─── RECORDS FOR THE TASK ───
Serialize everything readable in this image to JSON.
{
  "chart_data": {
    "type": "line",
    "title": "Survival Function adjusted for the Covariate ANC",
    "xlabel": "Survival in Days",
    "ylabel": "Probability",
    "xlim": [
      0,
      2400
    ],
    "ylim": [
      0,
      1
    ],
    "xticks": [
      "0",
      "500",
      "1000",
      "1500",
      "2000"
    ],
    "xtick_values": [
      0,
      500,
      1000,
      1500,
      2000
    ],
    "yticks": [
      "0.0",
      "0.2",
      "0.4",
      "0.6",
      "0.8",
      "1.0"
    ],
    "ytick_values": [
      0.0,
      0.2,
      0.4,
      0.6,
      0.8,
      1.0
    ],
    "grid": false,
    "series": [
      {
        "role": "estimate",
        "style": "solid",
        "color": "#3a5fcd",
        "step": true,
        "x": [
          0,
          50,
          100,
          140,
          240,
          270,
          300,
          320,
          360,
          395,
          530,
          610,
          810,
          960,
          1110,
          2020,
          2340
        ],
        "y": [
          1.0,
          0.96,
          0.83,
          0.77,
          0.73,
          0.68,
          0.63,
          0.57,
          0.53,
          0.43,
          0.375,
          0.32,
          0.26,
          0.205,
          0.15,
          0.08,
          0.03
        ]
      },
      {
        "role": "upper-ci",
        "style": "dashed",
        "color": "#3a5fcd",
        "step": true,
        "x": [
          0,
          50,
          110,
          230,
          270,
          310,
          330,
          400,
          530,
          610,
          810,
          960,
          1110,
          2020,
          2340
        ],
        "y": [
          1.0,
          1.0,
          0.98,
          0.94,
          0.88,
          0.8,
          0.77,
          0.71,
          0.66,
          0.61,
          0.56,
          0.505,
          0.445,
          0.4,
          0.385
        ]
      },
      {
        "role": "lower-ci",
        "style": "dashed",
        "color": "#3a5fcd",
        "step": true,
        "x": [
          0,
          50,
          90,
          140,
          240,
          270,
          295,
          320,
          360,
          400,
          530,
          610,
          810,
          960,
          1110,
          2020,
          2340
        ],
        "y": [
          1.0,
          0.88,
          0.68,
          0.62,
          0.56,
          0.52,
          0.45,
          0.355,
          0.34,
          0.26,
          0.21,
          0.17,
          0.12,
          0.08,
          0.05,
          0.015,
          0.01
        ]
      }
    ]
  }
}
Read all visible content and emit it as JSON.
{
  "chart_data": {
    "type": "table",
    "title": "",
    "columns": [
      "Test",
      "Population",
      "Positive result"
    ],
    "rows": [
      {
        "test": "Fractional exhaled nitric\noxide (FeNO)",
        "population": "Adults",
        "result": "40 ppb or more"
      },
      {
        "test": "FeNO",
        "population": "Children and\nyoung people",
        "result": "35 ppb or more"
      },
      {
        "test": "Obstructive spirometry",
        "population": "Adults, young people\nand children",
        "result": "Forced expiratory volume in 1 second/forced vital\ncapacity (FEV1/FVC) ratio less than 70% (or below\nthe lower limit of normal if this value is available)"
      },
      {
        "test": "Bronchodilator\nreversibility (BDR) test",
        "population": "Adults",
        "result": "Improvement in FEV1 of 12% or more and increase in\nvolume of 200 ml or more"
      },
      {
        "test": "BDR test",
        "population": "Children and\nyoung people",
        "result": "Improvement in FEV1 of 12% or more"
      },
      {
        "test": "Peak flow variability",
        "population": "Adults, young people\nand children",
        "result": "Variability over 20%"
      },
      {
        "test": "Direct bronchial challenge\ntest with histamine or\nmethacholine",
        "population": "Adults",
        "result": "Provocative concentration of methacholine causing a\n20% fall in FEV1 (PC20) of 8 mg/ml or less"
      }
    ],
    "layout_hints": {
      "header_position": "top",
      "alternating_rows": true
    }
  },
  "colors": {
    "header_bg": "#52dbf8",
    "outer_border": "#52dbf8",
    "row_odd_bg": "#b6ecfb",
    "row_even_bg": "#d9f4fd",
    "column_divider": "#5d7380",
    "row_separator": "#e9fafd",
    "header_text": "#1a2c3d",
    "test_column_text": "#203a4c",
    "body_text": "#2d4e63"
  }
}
───
EXERCISE PROMPT:
Search the data above for the string "Improvement" and return every line that has it.

RESULT BELOW:
        "result": "Improvement in FEV1 of 12% or more and increase in\nvolume of 200 ml or more"
        "result": "Improvement in FEV1 of 12% or more"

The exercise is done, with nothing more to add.